# DIRECTIONS FOR THIS TASK:
Provide an exact reproduction of every entry.

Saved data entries
────────────────────
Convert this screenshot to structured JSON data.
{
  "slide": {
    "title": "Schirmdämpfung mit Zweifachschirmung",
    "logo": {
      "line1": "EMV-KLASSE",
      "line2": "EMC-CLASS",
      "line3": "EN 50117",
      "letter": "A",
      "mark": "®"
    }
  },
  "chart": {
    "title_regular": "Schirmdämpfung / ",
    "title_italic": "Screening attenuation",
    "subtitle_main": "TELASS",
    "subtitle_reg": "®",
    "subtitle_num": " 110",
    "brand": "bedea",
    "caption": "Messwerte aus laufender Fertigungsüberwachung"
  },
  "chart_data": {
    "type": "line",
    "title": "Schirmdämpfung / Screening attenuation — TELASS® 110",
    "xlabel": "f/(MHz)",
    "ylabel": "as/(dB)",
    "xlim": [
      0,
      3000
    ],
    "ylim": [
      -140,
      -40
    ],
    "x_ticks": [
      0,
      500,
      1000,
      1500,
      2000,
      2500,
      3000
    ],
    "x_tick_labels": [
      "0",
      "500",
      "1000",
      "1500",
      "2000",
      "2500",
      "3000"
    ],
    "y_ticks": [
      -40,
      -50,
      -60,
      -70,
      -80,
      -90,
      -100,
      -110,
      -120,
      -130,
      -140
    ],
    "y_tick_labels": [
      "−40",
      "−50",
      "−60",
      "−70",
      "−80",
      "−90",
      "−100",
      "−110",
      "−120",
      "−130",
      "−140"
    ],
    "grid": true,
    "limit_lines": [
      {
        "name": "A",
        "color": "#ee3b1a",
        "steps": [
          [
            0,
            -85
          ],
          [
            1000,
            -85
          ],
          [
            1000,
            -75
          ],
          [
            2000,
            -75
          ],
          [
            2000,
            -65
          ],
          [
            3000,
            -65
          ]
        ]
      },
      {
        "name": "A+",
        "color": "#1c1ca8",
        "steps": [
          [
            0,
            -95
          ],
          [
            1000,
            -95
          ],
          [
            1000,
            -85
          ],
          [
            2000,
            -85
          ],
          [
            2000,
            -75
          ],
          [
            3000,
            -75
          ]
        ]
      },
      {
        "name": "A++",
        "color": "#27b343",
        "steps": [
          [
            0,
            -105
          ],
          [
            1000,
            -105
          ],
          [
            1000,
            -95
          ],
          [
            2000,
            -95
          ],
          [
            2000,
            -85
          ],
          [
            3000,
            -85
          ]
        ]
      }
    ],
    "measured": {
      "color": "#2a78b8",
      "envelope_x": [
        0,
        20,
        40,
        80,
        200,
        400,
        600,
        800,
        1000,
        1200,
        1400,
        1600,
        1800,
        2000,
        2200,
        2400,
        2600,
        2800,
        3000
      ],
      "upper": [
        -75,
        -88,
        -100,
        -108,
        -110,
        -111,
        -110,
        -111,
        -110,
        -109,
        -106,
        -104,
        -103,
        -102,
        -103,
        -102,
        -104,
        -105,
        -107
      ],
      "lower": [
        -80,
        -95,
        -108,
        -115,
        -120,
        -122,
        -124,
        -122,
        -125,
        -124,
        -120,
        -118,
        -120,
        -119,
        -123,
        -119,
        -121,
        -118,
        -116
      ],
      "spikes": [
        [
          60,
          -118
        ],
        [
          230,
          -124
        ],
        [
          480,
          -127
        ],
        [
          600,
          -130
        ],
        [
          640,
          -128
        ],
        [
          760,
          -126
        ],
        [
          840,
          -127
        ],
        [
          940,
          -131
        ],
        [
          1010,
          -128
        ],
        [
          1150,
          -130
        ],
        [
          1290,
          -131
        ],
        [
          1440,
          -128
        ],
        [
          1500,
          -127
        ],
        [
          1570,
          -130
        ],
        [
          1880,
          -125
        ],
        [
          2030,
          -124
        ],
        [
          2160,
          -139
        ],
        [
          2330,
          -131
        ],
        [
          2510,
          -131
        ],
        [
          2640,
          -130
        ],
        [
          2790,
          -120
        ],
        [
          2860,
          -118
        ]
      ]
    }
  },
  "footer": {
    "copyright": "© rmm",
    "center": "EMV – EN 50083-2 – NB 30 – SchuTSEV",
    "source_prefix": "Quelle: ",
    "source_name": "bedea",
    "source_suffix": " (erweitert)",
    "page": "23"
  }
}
────────────────────
# RESPONSE FOR THIS EXERCISE:
Convert this screenshot to structured JSON data.
{
  "slide": {
    "title": "Schirmdämpfung mit Zweifachschirmung",
    "logo": {
      "line1": "EMV-KLASSE",
      "line2": "EMC-CLASS",
      "line3": "EN 50117",
      "letter": "A",
      "mark": "®"
    }
  },
  "chart": {
    "title_regular": "Schirmdämpfung / ",
    "title_italic": "Screening attenuation",
    "subtitle_main": "TELASS",
    "subtitle_reg": "®",
    "subtitle_num": " 110",
    "brand": "bedea",
    "caption": "Messwerte aus laufender Fertigungsüberwachung"
  },
  "chart_data": {
    "type": "line",
    "title": "Schirmdämpfung / Screening attenuation — TELASS® 110",
    "xlabel": "f/(MHz)",
    "ylabel": "as/(dB)",
    "xlim": [
      0,
      3000
    ],
    "ylim": [
      -140,
      -40
    ],
    "x_ticks": [
      0,
      500,
      1000,
      1500,
      2000,
      2500,
      3000
    ],
    "x_tick_labels": [
      "0",
      "500",
      "1000",
      "1500",
      "2000",
      "2500",
      "3000"
    ],
    "y_ticks": [
      -40,
      -50,
      -60,
      -70,
      -80,
      -90,
      -100,
      -110,
      -120,
      -130,
      -140
    ],
    "y_tick_labels": [
      "−40",
      "−50",
      "−60",
      "−70",
      "−80",
      "−90",
      "−100",
      "−110",
      "−120",
      "−130",
      "−140"
    ],
    "grid": true,
    "limit_lines": [
      {
        "name": "A",
        "color": "#ee3b1a",
        "steps": [
          [
            0,
            -85
          ],
          [
            1000,
            -85
          ],
          [
            1000,
            -75
          ],
          [
            2000,
            -75
          ],
          [
            2000,
            -65
          ],
          [
            3000,
            -65
          ]
        ]
      },
      {
        "name": "A+",
        "color": "#1c1ca8",
        "steps": [
          [
            0,
            -95
          ],
          [
            1000,
            -95
          ],
          [
            1000,
            -85
          ],
          [
            2000,
            -85
          ],
          [
            2000,
            -75
          ],
          [
            3000,
            -75
          ]
        ]
      },
      {
        "name": "A++",
        "color": "#27b343",
        "steps": [
          [
            0,
            -105
          ],
          [
            1000,
            -105
          ],
          [
            1000,
            -95
          ],
          [
            2000,
            -95
          ],
          [
            2000,
            -85
          ],
          [
            3000,
            -85
          ]
        ]
      }
    ],
    "measured": {
      "color": "#2a78b8",
      "envelope_x": [
        0,
        20,
        40,
        80,
        200,
        400,
        600,
        800,
        1000,
        1200,
        1400,
        1600,
        1800,
        2000,
        2200,
        2400,
        2600,
        2800,
        3000
      ],
      "upper": [
        -75,
        -88,
        -100,
        -108,
        -110,
        -111,
        -110,
        -111,
        -110,
        -109,
        -106,
        -104,
        -103,
        -102,
        -103,
        -102,
        -104,
        -105,
        -107
      ],
      "lower": [
        -80,
        -95,
        -108,
        -115,
        -120,
        -122,
        -124,
        -122,
        -125,
        -124,
        -120,
        -118,
        -120,
        -119,
        -123,
        -119,
        -121,
        -118,
        -116
      ],
      "spikes": [
        [
          60,
          -118
        ],
        [
          230,
          -124
        ],
        [
          480,
          -127
        ],
        [
          600,
          -130
        ],
        [
          640,
          -128
        ],
        [
          760,
          -126
        ],
        [
          840,
          -127
        ],
        [
          940,
          -131
        ],
        [
          1010,
          -128
        ],
        [
          1150,
          -130
        ],
        [
          1290,
          -131
        ],
        [
          1440,
          -128
        ],
        [
          1500,
          -127
        ],
        [
          1570,
          -130
        ],
        [
          1880,
          -125
        ],
        [
          2030,
          -124
        ],
        [
          2160,
          -139
        ],
        [
          2330,
          -131
        ],
        [
          2510,
          -131
        ],
        [
          2640,
          -130
        ],
        [
          2790,
          -120
        ],
        [
          2860,
          -118
        ]
      ]
    }
  },
  "footer": {
    "copyright": "© rmm",
    "center": "EMV – EN 50083-2 – NB 30 – SchuTSEV",
    "source_prefix": "Quelle: ",
    "source_name": "bedea",
    "source_suffix": " (erweitert)",
    "page": "23"
  }
}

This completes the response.